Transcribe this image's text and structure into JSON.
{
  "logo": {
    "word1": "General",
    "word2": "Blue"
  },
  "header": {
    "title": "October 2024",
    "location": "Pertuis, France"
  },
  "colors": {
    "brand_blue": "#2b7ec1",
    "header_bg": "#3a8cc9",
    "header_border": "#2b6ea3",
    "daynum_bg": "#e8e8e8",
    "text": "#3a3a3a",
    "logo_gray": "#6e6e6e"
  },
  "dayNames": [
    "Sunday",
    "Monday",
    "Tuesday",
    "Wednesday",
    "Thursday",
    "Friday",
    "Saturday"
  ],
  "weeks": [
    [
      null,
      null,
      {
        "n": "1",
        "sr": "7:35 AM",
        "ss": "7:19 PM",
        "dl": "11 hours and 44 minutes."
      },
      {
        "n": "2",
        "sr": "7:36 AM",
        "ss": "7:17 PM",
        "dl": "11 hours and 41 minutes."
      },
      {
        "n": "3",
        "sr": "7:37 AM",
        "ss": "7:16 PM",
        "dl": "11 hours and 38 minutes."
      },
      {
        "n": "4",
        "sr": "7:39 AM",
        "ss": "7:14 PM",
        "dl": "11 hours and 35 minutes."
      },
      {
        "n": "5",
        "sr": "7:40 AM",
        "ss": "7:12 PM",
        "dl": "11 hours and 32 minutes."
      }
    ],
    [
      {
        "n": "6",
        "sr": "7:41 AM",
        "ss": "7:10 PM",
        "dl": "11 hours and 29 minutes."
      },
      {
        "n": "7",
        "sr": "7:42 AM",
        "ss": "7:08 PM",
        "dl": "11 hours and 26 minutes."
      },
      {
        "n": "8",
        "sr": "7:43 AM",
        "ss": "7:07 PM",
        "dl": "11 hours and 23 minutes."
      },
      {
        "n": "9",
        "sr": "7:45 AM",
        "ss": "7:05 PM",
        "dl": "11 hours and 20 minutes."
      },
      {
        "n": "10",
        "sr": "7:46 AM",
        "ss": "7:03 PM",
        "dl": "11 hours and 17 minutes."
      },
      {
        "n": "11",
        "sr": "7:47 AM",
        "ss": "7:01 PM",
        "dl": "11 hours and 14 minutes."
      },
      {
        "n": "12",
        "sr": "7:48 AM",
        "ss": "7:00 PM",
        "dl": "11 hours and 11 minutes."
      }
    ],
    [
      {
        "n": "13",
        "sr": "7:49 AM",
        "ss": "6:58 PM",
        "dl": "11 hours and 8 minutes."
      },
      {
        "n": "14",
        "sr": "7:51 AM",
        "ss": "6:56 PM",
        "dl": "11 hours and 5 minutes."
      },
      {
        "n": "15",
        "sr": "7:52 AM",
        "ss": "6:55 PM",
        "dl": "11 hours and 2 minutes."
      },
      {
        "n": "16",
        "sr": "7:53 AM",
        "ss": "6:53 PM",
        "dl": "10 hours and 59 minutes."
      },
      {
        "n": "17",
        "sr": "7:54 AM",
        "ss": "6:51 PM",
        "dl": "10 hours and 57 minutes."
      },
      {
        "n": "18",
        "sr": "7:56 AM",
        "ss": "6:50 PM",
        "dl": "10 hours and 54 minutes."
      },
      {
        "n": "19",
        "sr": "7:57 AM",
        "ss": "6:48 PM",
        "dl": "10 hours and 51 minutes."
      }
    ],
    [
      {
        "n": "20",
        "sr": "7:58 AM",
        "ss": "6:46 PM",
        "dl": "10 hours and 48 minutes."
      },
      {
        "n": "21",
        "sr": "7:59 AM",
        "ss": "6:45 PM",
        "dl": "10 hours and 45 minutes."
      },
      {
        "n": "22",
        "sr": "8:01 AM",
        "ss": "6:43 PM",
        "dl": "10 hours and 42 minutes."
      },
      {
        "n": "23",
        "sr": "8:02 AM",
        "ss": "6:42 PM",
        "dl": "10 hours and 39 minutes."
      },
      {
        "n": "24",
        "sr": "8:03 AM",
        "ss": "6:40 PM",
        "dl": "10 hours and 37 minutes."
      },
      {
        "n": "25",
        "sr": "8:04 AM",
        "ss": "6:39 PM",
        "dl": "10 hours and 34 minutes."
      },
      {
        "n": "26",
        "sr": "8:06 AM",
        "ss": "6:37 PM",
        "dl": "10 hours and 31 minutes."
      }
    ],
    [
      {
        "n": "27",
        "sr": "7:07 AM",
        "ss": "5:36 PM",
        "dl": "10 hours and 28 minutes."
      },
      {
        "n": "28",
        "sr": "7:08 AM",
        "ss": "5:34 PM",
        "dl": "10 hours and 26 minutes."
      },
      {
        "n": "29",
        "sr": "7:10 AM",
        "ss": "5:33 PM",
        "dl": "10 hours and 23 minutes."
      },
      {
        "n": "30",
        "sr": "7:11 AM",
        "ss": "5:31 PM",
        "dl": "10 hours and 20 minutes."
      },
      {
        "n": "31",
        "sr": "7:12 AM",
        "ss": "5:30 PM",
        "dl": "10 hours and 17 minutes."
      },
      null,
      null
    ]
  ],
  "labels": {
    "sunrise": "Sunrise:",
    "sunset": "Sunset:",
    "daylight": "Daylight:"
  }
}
==*==
== Written request ==
Find every line above that contains the word "text", and return each one.

== Task solution ==
Transcribe this image's text and structure into JSON.
    "text": "#3a3a3a",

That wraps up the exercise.